Data shown:
________________

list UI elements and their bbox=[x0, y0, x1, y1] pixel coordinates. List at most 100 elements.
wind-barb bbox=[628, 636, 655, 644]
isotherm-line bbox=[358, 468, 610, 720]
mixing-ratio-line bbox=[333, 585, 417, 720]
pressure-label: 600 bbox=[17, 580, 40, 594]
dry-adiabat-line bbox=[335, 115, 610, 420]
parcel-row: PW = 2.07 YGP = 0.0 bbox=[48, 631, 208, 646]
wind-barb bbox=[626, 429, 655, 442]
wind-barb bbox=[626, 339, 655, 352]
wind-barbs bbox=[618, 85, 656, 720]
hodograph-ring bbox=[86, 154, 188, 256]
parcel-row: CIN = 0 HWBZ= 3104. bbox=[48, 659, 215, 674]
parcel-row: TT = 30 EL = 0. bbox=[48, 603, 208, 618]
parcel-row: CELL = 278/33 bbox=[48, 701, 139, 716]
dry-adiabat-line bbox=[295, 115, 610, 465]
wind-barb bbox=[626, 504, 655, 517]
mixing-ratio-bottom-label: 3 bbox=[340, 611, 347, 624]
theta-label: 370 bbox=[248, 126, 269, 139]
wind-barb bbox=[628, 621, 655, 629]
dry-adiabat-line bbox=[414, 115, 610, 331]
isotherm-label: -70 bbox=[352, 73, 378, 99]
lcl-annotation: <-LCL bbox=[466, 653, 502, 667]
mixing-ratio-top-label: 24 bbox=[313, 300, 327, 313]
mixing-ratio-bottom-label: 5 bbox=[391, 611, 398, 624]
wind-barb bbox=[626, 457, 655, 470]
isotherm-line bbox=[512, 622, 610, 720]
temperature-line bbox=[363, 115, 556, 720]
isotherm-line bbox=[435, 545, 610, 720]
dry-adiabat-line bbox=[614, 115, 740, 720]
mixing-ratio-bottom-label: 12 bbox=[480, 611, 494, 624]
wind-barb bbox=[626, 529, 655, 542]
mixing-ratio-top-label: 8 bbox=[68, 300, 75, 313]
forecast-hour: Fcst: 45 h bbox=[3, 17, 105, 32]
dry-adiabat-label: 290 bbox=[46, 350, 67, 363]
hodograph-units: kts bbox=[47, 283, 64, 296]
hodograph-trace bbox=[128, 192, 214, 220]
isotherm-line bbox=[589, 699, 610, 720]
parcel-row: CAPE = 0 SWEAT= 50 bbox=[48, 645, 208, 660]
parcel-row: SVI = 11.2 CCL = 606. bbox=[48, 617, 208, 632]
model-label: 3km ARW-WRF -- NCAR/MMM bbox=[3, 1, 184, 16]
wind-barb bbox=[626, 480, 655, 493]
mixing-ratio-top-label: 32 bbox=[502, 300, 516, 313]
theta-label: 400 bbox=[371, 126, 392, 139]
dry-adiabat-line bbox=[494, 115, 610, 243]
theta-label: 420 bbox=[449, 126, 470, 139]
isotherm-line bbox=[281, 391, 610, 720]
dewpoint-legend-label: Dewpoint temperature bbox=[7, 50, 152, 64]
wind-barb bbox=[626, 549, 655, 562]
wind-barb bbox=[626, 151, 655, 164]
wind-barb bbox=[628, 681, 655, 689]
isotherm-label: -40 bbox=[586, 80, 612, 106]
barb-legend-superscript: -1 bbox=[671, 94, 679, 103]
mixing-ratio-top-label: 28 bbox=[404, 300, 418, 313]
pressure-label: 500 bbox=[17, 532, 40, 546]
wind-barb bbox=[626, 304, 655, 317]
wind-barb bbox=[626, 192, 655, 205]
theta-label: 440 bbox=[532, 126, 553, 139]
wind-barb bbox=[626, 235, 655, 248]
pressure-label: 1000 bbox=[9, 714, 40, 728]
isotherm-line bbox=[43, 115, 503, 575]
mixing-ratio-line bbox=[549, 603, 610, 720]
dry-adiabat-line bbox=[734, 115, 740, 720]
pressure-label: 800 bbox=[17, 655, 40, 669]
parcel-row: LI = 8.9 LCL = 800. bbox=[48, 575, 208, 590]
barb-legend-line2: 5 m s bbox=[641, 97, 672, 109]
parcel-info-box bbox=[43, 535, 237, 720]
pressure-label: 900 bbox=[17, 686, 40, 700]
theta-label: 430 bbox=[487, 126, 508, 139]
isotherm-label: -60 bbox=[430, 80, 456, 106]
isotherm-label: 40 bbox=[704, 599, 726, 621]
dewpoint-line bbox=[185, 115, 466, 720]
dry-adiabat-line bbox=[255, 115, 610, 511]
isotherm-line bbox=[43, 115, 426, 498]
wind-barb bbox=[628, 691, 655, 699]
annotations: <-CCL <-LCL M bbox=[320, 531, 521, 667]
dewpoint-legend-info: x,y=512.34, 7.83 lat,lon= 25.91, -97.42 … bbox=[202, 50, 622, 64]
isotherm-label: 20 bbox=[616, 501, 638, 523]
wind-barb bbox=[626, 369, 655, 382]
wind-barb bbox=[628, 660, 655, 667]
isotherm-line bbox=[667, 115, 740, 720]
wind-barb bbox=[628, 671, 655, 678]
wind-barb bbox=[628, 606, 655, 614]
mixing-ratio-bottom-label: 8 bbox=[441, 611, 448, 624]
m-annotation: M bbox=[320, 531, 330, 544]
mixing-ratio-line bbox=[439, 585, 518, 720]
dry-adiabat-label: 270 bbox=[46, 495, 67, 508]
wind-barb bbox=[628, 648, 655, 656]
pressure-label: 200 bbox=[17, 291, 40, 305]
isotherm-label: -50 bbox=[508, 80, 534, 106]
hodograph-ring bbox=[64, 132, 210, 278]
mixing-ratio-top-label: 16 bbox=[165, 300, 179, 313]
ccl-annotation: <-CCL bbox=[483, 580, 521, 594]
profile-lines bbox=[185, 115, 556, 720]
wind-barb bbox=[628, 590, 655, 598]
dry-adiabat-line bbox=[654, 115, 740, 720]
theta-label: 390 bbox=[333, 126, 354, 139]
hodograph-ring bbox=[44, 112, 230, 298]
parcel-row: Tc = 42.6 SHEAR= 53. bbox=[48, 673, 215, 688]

________________

Convert every line of each item above into a numbered list, omitting any blank lines.

Solution for this task:
1. list UI elements and their bbox=[x0, y0, x1, y1] pixel coordinates. List at most 100 elements.
2. wind-barb bbox=[628, 636, 655, 644]
3. isotherm-line bbox=[358, 468, 610, 720]
4. mixing-ratio-line bbox=[333, 585, 417, 720]
5. pressure-label: 600 bbox=[17, 580, 40, 594]
6. dry-adiabat-line bbox=[335, 115, 610, 420]
7. parcel-row: PW = 2.07 YGP = 0.0 bbox=[48, 631, 208, 646]
8. wind-barb bbox=[626, 429, 655, 442]
9. wind-barb bbox=[626, 339, 655, 352]
10. wind-barbs bbox=[618, 85, 656, 720]
11. hodograph-ring bbox=[86, 154, 188, 256]
12. parcel-row: CIN = 0 HWBZ= 3104. bbox=[48, 659, 215, 674]
13. parcel-row: TT = 30 EL = 0. bbox=[48, 603, 208, 618]
14. parcel-row: CELL = 278/33 bbox=[48, 701, 139, 716]
15. dry-adiabat-line bbox=[295, 115, 610, 465]
16. wind-barb bbox=[626, 504, 655, 517]
17. mixing-ratio-bottom-label: 3 bbox=[340, 611, 347, 624]
18. theta-label: 370 bbox=[248, 126, 269, 139]
19. wind-barb bbox=[628, 621, 655, 629]
20. dry-adiabat-line bbox=[414, 115, 610, 331]
21. isotherm-label: -70 bbox=[352, 73, 378, 99]
22. lcl-annotation: <-LCL bbox=[466, 653, 502, 667]
23. mixing-ratio-top-label: 24 bbox=[313, 300, 327, 313]
24. mixing-ratio-bottom-label: 5 bbox=[391, 611, 398, 624]
25. wind-barb bbox=[626, 457, 655, 470]
26. isotherm-line bbox=[512, 622, 610, 720]
27. temperature-line bbox=[363, 115, 556, 720]
28. isotherm-line bbox=[435, 545, 610, 720]
29. dry-adiabat-line bbox=[614, 115, 740, 720]
30. mixing-ratio-bottom-label: 12 bbox=[480, 611, 494, 624]
31. wind-barb bbox=[626, 529, 655, 542]
32. mixing-ratio-top-label: 8 bbox=[68, 300, 75, 313]
33. forecast-hour: Fcst: 45 h bbox=[3, 17, 105, 32]
34. dry-adiabat-label: 290 bbox=[46, 350, 67, 363]
35. hodograph-units: kts bbox=[47, 283, 64, 296]
36. hodograph-trace bbox=[128, 192, 214, 220]
37. isotherm-line bbox=[589, 699, 610, 720]
38. parcel-row: CAPE = 0 SWEAT= 50 bbox=[48, 645, 208, 660]
39. parcel-row: SVI = 11.2 CCL = 606. bbox=[48, 617, 208, 632]
40. model-label: 3km ARW-WRF -- NCAR/MMM bbox=[3, 1, 184, 16]
41. wind-barb bbox=[626, 480, 655, 493]
42. mixing-ratio-top-label: 32 bbox=[502, 300, 516, 313]
43. theta-label: 400 bbox=[371, 126, 392, 139]
44. dry-adiabat-line bbox=[494, 115, 610, 243]
45. theta-label: 420 bbox=[449, 126, 470, 139]
46. isotherm-line bbox=[281, 391, 610, 720]
47. dewpoint-legend-label: Dewpoint temperature bbox=[7, 50, 152, 64]
48. wind-barb bbox=[626, 549, 655, 562]
49. wind-barb bbox=[626, 151, 655, 164]
50. wind-barb bbox=[628, 681, 655, 689]
51. isotherm-label: -40 bbox=[586, 80, 612, 106]
52. barb-legend-superscript: -1 bbox=[671, 94, 679, 103]
53. mixing-ratio-top-label: 28 bbox=[404, 300, 418, 313]
54. pressure-label: 500 bbox=[17, 532, 40, 546]
55. wind-barb bbox=[626, 304, 655, 317]
56. wind-barb bbox=[626, 192, 655, 205]
57. theta-label: 440 bbox=[532, 126, 553, 139]
58. wind-barb bbox=[626, 235, 655, 248]
59. pressure-label: 1000 bbox=[9, 714, 40, 728]
60. isotherm-line bbox=[43, 115, 503, 575]
61. mixing-ratio-line bbox=[549, 603, 610, 720]
62. dry-adiabat-line bbox=[734, 115, 740, 720]
63. pressure-label: 800 bbox=[17, 655, 40, 669]
64. parcel-row: LI = 8.9 LCL = 800. bbox=[48, 575, 208, 590]
65. barb-legend-line2: 5 m s bbox=[641, 97, 672, 109]
66. parcel-info-box bbox=[43, 535, 237, 720]
67. pressure-label: 900 bbox=[17, 686, 40, 700]
68. theta-label: 430 bbox=[487, 126, 508, 139]
69. isotherm-label: -60 bbox=[430, 80, 456, 106]
70. isotherm-label: 40 bbox=[704, 599, 726, 621]
71. dewpoint-line bbox=[185, 115, 466, 720]
72. dry-adiabat-line bbox=[255, 115, 610, 511]
73. isotherm-line bbox=[43, 115, 426, 498]
74. wind-barb bbox=[628, 691, 655, 699]
75. annotations: <-CCL <-LCL M bbox=[320, 531, 521, 667]
76. dewpoint-legend-info: x,y=512.34, 7.83 lat,lon= 25.91, -97.42 … bbox=[202, 50, 622, 64]
77. isotherm-label: 20 bbox=[616, 501, 638, 523]
78. wind-barb bbox=[626, 369, 655, 382]
79. wind-barb bbox=[628, 660, 655, 667]
80. isotherm-line bbox=[667, 115, 740, 720]
81. wind-barb bbox=[628, 671, 655, 678]
82. wind-barb bbox=[628, 606, 655, 614]
83. mixing-ratio-bottom-label: 8 bbox=[441, 611, 448, 624]
84. m-annotation: M bbox=[320, 531, 330, 544]
85. mixing-ratio-line bbox=[439, 585, 518, 720]
86. dry-adiabat-label: 270 bbox=[46, 495, 67, 508]
87. wind-barb bbox=[628, 648, 655, 656]
88. pressure-label: 200 bbox=[17, 291, 40, 305]
89. isotherm-label: -50 bbox=[508, 80, 534, 106]
90. hodograph-ring bbox=[64, 132, 210, 278]
91. mixing-ratio-top-label: 16 bbox=[165, 300, 179, 313]
92. ccl-annotation: <-CCL bbox=[483, 580, 521, 594]
93. profile-lines bbox=[185, 115, 556, 720]
94. wind-barb bbox=[628, 590, 655, 598]
95. dry-adiabat-line bbox=[654, 115, 740, 720]
96. theta-label: 390 bbox=[333, 126, 354, 139]
97. hodograph-ring bbox=[44, 112, 230, 298]
98. parcel-row: Tc = 42.6 SHEAR= 53. bbox=[48, 673, 215, 688]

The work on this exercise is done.